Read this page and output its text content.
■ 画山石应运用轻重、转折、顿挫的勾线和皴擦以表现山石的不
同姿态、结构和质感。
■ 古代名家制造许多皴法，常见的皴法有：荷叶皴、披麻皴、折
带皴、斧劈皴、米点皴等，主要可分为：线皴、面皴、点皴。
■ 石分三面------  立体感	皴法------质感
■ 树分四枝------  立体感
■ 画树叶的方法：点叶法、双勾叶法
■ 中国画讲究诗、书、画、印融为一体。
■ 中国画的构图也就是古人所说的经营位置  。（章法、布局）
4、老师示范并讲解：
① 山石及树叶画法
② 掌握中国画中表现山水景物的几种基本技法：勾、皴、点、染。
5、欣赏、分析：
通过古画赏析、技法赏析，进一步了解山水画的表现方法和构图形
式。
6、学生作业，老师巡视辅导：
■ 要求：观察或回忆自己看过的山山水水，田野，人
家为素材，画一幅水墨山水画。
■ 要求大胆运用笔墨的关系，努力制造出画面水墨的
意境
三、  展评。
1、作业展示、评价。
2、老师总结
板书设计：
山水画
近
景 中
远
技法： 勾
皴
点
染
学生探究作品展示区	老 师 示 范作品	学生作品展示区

## Objective
Write out every record shown above, word for word.

## Result of the exercise
Read this page and output its text content.
■ 画山石应运用轻重、转折、顿挫的勾线和皴擦以表现山石的不
同姿态、结构和质感。
■ 古代名家制造许多皴法，常见的皴法有：荷叶皴、披麻皴、折
带皴、斧劈皴、米点皴等，主要可分为：线皴、面皴、点皴。
■ 石分三面------  立体感	皴法------质感
■ 树分四枝------  立体感
■ 画树叶的方法：点叶法、双勾叶法
■ 中国画讲究诗、书、画、印融为一体。
■ 中国画的构图也就是古人所说的经营位置  。（章法、布局）
4、老师示范并讲解：
① 山石及树叶画法
② 掌握中国画中表现山水景物的几种基本技法：勾、皴、点、染。
5、欣赏、分析：
通过古画赏析、技法赏析，进一步了解山水画的表现方法和构图形
式。
6、学生作业，老师巡视辅导：
■ 要求：观察或回忆自己看过的山山水水，田野，人
家为素材，画一幅水墨山水画。
■ 要求大胆运用笔墨的关系，努力制造出画面水墨的
意境
三、  展评。
1、作业展示、评价。
2、老师总结
板书设计：
山水画
近
景 中
远
技法： 勾
皴
点
染
学生探究作品展示区	老 师 示 范作品	学生作品展示区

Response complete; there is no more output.